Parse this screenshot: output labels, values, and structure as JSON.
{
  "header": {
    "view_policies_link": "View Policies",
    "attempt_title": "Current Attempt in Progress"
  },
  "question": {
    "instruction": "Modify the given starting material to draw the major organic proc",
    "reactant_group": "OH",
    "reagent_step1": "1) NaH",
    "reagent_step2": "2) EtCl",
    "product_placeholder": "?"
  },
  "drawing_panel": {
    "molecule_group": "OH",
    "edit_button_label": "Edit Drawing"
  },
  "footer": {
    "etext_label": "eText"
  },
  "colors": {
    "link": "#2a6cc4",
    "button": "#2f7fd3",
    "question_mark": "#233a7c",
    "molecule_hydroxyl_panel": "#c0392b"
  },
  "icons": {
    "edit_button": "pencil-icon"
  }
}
━━━━
Restate the whole of the material exactly.

Parse this screenshot: output labels, values, and structure as JSON.
{
  "header": {
    "view_policies_link": "View Policies",
    "attempt_title": "Current Attempt in Progress"
  },
  "question": {
    "instruction": "Modify the given starting material to draw the major organic proc",
    "reactant_group": "OH",
    "reagent_step1": "1) NaH",
    "reagent_step2": "2) EtCl",
    "product_placeholder": "?"
  },
  "drawing_panel": {
    "molecule_group": "OH",
    "edit_button_label": "Edit Drawing"
  },
  "footer": {
    "etext_label": "eText"
  },
  "colors": {
    "link": "#2a6cc4",
    "button": "#2f7fd3",
    "question_mark": "#233a7c",
    "molecule_hydroxyl_panel": "#c0392b"
  },
  "icons": {
    "edit_button": "pencil-icon"
  }
}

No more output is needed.